--- WORK ITEM ---
Which lines of the entries hold the string "sitä"? Copy each one.

[Collected data]
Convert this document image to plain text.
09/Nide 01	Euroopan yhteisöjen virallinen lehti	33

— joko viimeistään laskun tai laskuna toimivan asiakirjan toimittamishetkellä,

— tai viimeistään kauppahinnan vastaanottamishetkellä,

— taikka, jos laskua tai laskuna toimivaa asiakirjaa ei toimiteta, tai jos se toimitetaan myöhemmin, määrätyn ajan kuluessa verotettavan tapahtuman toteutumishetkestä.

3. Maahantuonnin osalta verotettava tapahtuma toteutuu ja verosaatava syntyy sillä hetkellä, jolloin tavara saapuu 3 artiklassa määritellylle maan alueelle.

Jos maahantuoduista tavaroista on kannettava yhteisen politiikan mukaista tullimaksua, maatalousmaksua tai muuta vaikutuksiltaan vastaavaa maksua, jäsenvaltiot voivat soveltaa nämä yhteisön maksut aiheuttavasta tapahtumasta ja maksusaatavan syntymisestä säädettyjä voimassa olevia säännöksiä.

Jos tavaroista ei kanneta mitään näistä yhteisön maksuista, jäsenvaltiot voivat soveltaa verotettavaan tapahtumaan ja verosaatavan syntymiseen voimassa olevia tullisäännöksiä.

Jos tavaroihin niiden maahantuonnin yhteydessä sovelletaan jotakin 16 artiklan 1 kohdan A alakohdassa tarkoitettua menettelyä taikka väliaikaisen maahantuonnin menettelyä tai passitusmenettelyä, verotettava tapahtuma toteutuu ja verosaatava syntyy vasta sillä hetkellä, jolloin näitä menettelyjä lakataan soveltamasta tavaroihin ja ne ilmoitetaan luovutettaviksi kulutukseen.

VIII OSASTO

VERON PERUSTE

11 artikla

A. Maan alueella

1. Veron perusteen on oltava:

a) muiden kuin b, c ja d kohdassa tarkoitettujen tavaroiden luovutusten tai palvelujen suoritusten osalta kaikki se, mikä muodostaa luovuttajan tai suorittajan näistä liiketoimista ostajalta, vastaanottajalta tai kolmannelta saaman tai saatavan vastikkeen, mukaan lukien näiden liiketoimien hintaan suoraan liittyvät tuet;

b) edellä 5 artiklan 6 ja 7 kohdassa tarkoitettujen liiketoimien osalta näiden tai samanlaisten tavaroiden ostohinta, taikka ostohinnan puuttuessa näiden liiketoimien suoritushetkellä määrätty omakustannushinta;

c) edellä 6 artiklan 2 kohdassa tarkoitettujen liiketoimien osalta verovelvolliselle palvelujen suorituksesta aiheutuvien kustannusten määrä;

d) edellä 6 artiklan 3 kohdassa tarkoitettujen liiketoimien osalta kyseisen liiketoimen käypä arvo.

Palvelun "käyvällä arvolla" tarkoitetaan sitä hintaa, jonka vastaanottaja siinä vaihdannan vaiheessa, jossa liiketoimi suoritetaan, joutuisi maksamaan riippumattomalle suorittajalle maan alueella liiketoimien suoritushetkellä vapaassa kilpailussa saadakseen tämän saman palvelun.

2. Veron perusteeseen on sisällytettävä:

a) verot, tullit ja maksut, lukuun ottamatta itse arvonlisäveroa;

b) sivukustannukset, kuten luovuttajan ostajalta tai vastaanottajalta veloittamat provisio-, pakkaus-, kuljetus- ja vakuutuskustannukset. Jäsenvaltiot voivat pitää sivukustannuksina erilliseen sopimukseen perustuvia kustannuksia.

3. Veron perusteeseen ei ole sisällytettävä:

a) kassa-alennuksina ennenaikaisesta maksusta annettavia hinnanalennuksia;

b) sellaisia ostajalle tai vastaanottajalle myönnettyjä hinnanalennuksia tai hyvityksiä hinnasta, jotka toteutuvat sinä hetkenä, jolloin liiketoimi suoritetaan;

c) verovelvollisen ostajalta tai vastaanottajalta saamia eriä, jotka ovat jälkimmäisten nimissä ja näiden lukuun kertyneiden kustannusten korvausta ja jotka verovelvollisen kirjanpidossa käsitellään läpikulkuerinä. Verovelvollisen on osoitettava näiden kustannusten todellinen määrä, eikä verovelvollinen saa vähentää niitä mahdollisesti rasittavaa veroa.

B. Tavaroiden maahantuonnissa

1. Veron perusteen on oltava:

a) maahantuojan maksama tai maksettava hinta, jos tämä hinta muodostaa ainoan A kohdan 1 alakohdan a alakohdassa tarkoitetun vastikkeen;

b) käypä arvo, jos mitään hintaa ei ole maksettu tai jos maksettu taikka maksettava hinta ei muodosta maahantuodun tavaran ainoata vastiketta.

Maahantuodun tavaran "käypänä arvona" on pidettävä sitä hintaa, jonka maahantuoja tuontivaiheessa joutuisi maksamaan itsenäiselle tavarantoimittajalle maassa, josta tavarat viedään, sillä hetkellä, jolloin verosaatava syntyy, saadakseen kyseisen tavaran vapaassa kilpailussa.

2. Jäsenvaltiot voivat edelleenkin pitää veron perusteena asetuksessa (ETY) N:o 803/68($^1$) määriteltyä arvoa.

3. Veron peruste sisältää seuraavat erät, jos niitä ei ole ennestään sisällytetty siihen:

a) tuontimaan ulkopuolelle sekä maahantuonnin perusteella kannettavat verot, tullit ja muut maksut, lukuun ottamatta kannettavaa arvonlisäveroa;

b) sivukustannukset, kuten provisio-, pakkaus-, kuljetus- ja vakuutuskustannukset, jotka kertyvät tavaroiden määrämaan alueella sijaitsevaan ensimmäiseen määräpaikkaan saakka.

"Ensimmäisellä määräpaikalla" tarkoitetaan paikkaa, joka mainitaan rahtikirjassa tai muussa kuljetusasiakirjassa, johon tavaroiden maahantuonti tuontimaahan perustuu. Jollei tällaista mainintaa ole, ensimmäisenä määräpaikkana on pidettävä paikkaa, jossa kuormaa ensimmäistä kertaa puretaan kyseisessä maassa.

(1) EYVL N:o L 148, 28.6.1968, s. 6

--- RESPONSE TO THE TASK ---
Palvelun "käyvällä arvolla" tarkoitetaan sitä hintaa, jonka vastaanottaja siinä vaihdannan vaiheessa, jossa liiketoimi suoritetaan, joutuisi maksamaan riippumattomalle suorittajalle maan alueella liiketoimien suoritushetkellä vapaassa kilpailussa saadakseen tämän saman palvelun.
Maahantuodun tavaran "käypänä arvona" on pidettävä sitä hintaa, jonka maahantuoja tuontivaiheessa joutuisi maksamaan itsenäiselle tavarantoimittajalle maassa, josta tavarat viedään, sillä hetkellä, jolloin verosaatava syntyy, saadakseen kyseisen tavaran vapaassa kilpailussa.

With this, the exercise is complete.